*Description of the task:*
Return the complete listing that follows, with each line reproduced exactly.

-----

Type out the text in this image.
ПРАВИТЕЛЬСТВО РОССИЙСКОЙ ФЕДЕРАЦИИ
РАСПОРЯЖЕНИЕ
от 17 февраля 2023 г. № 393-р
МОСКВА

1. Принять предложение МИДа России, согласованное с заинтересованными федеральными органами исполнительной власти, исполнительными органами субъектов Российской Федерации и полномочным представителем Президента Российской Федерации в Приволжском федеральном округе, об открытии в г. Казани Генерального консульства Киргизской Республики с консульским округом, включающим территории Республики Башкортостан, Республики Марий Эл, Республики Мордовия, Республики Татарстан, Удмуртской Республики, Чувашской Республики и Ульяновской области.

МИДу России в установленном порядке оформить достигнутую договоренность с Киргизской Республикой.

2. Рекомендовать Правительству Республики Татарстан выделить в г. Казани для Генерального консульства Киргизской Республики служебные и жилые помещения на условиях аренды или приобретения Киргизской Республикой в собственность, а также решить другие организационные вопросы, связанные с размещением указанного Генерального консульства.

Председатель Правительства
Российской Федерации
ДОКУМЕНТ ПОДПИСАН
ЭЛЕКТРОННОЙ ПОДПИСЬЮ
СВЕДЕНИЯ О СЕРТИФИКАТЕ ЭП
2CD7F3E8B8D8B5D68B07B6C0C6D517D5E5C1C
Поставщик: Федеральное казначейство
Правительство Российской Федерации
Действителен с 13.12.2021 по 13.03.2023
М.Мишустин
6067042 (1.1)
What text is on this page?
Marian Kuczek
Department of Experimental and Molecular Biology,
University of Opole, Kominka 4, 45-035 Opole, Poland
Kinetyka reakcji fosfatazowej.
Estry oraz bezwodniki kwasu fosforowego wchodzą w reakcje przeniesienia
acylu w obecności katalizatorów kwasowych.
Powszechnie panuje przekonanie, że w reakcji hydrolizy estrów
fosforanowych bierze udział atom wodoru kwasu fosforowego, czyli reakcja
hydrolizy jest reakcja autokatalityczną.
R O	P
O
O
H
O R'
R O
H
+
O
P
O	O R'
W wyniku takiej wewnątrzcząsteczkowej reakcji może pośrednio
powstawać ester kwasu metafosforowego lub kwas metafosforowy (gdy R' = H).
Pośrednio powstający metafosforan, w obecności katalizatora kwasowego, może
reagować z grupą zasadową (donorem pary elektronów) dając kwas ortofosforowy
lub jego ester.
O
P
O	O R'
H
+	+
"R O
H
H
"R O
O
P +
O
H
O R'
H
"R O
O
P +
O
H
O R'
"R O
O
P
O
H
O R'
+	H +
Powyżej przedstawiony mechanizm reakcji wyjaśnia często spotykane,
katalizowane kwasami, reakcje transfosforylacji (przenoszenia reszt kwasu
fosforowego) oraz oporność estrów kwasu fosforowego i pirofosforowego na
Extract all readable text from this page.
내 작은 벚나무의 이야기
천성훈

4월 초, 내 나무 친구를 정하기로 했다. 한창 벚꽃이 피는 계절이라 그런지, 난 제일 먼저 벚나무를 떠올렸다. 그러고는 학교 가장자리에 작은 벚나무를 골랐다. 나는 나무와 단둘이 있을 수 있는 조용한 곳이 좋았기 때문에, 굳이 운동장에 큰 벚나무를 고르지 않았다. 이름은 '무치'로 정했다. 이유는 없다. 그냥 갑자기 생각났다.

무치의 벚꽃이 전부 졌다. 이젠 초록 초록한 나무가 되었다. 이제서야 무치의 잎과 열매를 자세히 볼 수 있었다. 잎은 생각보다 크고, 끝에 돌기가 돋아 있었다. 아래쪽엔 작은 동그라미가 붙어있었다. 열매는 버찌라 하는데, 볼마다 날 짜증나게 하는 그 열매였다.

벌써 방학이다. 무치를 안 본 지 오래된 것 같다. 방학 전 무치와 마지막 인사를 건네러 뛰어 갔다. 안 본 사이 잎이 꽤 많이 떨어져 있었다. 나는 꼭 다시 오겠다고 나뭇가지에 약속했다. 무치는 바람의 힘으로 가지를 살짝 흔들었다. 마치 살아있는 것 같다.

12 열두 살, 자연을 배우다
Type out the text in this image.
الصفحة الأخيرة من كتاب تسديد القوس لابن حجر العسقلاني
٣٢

-----

*Exercise output:*
Type out the text in this image.
ПРАВИТЕЛЬСТВО РОССИЙСКОЙ ФЕДЕРАЦИИ
РАСПОРЯЖЕНИЕ
от 17 февраля 2023 г. № 393-р
МОСКВА

1. Принять предложение МИДа России, согласованное с заинтересованными федеральными органами исполнительной власти, исполнительными органами субъектов Российской Федерации и полномочным представителем Президента Российской Федерации в Приволжском федеральном округе, об открытии в г. Казани Генерального консульства Киргизской Республики с консульским округом, включающим территории Республики Башкортостан, Республики Марий Эл, Республики Мордовия, Республики Татарстан, Удмуртской Республики, Чувашской Республики и Ульяновской области.

МИДу России в установленном порядке оформить достигнутую договоренность с Киргизской Республикой.

2. Рекомендовать Правительству Республики Татарстан выделить в г. Казани для Генерального консульства Киргизской Республики служебные и жилые помещения на условиях аренды или приобретения Киргизской Республикой в собственность, а также решить другие организационные вопросы, связанные с размещением указанного Генерального консульства.

Председатель Правительства
Российской Федерации
ДОКУМЕНТ ПОДПИСАН
ЭЛЕКТРОННОЙ ПОДПИСЬЮ
СВЕДЕНИЯ О СЕРТИФИКАТЕ ЭП
2CD7F3E8B8D8B5D68B07B6C0C6D517D5E5C1C
Поставщик: Федеральное казначейство
Правительство Российской Федерации
Действителен с 13.12.2021 по 13.03.2023
М.Мишустин
6067042 (1.1)
What text is on this page?
Marian Kuczek
Department of Experimental and Molecular Biology,
University of Opole, Kominka 4, 45-035 Opole, Poland
Kinetyka reakcji fosfatazowej.
Estry oraz bezwodniki kwasu fosforowego wchodzą w reakcje przeniesienia
acylu w obecności katalizatorów kwasowych.
Powszechnie panuje przekonanie, że w reakcji hydrolizy estrów
fosforanowych bierze udział atom wodoru kwasu fosforowego, czyli reakcja
hydrolizy jest reakcja autokatalityczną.
R O	P
O
O
H
O R'
R O
H
+
O
P
O	O R'
W wyniku takiej wewnątrzcząsteczkowej reakcji może pośrednio
powstawać ester kwasu metafosforowego lub kwas metafosforowy (gdy R' = H).
Pośrednio powstający metafosforan, w obecności katalizatora kwasowego, może
reagować z grupą zasadową (donorem pary elektronów) dając kwas ortofosforowy
lub jego ester.
O
P
O	O R'
H
+	+
"R O
H
H
"R O
O
P +
O
H
O R'
H
"R O
O
P +
O
H
O R'
"R O
O
P
O
H
O R'
+	H +
Powyżej przedstawiony mechanizm reakcji wyjaśnia często spotykane,
katalizowane kwasami, reakcje transfosforylacji (przenoszenia reszt kwasu
fosforowego) oraz oporność estrów kwasu fosforowego i pirofosforowego na
Extract all readable text from this page.
내 작은 벚나무의 이야기
천성훈

4월 초, 내 나무 친구를 정하기로 했다. 한창 벚꽃이 피는 계절이라 그런지, 난 제일 먼저 벚나무를 떠올렸다. 그러고는 학교 가장자리에 작은 벚나무를 골랐다. 나는 나무와 단둘이 있을 수 있는 조용한 곳이 좋았기 때문에, 굳이 운동장에 큰 벚나무를 고르지 않았다. 이름은 '무치'로 정했다. 이유는 없다. 그냥 갑자기 생각났다.

무치의 벚꽃이 전부 졌다. 이젠 초록 초록한 나무가 되었다. 이제서야 무치의 잎과 열매를 자세히 볼 수 있었다. 잎은 생각보다 크고, 끝에 돌기가 돋아 있었다. 아래쪽엔 작은 동그라미가 붙어있었다. 열매는 버찌라 하는데, 볼마다 날 짜증나게 하는 그 열매였다.

벌써 방학이다. 무치를 안 본 지 오래된 것 같다. 방학 전 무치와 마지막 인사를 건네러 뛰어 갔다. 안 본 사이 잎이 꽤 많이 떨어져 있었다. 나는 꼭 다시 오겠다고 나뭇가지에 약속했다. 무치는 바람의 힘으로 가지를 살짝 흔들었다. 마치 살아있는 것 같다.

12 열두 살, 자연을 배우다
Type out the text in this image.
الصفحة الأخيرة من كتاب تسديد القوس لابن حجر العسقلاني
٣٢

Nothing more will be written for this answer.